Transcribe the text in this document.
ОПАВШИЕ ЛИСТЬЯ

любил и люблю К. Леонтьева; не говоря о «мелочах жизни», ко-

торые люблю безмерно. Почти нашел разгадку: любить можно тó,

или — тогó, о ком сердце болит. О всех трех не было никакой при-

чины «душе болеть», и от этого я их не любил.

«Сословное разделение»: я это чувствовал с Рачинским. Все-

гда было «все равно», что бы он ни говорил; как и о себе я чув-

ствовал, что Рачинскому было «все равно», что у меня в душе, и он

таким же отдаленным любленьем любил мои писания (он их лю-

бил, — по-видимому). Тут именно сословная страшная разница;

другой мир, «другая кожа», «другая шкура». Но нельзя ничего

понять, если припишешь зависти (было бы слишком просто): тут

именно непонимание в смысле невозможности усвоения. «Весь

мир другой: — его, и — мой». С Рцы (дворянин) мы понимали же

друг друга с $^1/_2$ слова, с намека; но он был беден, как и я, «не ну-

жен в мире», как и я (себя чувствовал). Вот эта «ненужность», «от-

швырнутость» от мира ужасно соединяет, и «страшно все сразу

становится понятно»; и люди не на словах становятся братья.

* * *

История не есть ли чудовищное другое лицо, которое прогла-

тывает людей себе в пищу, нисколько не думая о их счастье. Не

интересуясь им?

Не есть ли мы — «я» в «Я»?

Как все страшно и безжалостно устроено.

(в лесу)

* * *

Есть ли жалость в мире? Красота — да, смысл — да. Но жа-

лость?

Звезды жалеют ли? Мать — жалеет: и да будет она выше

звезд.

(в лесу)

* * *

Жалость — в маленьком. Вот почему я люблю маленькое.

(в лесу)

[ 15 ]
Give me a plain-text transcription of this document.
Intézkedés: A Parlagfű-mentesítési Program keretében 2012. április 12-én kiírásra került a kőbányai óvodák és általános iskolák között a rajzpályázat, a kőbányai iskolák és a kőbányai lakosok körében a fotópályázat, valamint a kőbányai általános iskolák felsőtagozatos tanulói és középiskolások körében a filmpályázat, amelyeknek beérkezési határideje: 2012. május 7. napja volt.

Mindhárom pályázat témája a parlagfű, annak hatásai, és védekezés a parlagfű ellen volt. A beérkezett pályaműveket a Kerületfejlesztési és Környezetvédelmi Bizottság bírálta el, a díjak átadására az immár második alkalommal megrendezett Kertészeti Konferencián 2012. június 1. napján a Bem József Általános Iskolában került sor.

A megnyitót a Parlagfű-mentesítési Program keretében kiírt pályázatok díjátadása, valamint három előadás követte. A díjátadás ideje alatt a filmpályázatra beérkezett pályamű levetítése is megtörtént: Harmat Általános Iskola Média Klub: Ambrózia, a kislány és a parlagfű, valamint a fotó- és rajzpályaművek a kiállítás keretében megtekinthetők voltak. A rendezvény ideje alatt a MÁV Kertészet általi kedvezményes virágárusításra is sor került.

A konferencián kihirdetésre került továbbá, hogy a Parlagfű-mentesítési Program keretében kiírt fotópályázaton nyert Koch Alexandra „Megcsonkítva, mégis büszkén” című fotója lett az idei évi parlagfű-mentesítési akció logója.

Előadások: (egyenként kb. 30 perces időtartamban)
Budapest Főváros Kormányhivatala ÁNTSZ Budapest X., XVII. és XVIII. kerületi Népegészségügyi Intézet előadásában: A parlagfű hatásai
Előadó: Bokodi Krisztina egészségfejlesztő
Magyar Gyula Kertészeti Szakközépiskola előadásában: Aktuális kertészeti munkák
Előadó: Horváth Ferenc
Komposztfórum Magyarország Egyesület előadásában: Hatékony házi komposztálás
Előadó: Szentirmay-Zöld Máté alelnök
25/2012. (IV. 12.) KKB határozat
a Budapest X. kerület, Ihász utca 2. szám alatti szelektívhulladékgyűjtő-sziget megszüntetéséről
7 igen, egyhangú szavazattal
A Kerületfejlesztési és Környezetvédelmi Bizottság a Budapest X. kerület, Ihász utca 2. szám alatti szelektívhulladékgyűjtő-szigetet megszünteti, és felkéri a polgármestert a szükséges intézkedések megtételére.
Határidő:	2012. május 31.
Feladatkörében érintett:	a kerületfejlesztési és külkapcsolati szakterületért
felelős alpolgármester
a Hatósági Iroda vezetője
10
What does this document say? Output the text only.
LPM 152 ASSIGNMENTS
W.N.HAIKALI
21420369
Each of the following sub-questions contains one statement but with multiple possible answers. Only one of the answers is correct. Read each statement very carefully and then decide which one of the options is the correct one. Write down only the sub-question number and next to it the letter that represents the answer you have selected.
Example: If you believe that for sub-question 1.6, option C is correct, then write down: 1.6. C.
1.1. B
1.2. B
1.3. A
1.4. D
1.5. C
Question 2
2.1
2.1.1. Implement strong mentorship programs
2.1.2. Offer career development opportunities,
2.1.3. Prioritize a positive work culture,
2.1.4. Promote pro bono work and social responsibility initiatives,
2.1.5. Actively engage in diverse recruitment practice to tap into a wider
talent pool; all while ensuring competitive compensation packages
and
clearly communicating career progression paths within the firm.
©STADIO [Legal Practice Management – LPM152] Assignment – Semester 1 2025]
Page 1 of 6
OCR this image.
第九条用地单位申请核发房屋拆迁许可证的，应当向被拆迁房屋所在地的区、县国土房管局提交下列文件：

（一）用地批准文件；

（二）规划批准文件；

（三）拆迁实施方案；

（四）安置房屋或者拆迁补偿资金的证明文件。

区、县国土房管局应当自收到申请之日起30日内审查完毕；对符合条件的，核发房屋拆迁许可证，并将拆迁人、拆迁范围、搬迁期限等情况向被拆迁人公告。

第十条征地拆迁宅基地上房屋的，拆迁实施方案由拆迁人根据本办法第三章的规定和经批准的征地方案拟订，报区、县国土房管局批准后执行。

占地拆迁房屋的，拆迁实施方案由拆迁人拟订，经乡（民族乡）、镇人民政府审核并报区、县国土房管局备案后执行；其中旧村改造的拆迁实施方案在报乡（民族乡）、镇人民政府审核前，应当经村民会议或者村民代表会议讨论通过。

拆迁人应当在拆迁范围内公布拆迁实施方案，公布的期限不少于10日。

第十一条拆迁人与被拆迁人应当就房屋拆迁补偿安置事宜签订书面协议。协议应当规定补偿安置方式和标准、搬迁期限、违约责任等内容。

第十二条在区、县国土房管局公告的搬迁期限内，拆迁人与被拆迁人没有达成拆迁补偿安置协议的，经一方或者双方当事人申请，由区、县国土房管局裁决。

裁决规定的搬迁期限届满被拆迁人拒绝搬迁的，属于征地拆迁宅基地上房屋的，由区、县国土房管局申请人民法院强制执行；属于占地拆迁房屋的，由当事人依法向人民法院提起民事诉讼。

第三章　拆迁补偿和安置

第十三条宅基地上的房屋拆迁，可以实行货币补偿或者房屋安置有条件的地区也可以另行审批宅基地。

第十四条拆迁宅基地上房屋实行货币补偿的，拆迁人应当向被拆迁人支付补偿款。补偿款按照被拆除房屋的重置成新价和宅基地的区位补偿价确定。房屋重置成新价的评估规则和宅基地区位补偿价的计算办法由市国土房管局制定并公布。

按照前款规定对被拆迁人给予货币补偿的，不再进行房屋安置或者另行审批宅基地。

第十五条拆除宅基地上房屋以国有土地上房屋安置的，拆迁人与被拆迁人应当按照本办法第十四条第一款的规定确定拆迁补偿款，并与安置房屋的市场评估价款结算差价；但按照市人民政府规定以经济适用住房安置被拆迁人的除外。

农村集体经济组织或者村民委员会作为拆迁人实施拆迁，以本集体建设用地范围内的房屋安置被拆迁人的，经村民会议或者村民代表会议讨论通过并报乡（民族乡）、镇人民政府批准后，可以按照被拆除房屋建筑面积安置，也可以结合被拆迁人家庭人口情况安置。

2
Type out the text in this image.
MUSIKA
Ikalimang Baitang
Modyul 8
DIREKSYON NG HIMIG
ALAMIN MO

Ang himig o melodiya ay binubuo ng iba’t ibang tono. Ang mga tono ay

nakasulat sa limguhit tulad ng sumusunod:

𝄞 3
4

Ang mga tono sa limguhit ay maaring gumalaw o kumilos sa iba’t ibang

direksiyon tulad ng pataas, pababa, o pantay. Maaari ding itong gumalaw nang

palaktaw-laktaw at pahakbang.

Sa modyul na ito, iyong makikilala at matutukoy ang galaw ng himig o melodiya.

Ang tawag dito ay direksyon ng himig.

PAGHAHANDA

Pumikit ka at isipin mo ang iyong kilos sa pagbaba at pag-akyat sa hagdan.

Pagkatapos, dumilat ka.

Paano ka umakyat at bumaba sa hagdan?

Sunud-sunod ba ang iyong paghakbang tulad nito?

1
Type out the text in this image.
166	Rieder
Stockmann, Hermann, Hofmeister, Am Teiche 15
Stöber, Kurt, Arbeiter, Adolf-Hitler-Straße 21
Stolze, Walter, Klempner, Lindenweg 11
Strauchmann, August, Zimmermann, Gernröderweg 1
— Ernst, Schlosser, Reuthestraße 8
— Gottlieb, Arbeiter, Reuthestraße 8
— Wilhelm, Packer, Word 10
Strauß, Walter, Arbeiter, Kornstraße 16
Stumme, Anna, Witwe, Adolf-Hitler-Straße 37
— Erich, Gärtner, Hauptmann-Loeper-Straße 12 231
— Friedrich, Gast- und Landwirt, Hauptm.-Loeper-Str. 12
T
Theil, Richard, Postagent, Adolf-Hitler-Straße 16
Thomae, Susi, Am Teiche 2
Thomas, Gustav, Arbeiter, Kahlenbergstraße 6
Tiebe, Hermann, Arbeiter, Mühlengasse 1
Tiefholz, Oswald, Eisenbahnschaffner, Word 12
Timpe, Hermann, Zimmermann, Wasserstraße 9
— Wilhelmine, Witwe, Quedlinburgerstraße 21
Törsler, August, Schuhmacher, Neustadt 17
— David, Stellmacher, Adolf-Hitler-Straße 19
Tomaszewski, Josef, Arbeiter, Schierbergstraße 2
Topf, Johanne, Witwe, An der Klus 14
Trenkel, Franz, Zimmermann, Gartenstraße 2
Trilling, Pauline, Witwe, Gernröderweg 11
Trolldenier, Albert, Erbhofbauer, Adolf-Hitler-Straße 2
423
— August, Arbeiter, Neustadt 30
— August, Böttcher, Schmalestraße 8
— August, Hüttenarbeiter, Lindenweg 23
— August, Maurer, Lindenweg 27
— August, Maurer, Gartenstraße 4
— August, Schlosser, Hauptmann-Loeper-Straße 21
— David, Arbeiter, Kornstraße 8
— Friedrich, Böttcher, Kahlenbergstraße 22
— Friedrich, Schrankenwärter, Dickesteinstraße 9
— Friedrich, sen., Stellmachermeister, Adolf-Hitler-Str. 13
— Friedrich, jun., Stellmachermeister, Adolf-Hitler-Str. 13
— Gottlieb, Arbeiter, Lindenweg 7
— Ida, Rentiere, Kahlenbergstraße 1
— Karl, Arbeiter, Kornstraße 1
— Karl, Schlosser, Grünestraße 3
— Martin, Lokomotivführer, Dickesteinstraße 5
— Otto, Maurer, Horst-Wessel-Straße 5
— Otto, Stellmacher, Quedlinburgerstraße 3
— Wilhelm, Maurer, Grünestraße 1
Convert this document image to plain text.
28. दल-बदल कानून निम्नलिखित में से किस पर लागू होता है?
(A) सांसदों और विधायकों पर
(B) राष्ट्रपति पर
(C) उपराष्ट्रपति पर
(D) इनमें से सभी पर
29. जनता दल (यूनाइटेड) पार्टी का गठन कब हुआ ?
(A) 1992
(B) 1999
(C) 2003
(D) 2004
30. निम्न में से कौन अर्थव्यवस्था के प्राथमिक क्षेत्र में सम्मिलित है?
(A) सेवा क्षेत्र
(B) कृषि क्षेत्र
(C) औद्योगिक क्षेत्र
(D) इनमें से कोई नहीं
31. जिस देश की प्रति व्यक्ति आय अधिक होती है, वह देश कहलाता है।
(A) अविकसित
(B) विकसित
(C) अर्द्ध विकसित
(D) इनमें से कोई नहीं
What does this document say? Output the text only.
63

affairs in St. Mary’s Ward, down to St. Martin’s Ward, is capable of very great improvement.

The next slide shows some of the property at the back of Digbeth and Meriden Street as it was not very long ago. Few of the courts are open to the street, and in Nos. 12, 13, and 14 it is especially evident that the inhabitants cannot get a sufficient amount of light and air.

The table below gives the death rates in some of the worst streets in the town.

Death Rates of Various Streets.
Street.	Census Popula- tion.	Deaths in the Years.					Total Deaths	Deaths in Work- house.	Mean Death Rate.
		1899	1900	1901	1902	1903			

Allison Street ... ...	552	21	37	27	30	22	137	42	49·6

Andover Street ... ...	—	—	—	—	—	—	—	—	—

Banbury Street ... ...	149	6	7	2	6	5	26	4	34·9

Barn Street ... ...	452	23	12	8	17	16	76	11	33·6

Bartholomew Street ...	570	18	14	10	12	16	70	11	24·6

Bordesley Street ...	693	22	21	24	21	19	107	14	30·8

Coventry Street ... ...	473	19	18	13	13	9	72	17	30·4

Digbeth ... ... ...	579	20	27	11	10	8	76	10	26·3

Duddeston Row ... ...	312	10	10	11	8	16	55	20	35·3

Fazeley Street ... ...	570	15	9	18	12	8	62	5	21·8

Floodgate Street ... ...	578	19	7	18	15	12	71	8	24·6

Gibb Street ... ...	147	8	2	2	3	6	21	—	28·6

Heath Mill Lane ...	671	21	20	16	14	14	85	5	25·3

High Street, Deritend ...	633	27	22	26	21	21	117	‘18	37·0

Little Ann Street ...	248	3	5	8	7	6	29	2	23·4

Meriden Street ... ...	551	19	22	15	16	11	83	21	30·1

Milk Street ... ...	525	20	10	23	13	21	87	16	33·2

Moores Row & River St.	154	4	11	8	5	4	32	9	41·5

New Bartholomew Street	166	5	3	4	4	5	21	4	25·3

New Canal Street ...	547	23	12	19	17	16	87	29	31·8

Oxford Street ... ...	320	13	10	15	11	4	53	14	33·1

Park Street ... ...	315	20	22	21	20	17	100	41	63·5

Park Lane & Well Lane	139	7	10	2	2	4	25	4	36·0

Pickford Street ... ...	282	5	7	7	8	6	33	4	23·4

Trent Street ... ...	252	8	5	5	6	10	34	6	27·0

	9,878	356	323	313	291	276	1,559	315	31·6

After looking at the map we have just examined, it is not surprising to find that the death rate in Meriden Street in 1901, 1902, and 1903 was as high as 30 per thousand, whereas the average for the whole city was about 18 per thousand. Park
+++
#### Work to complete
Pick out every line above that holds the word "Otto" and copy it.

#### Written reply
— Otto, Maurer, Horst-Wessel-Straße 5
— Otto, Stellmacher, Quedlinburgerstraße 3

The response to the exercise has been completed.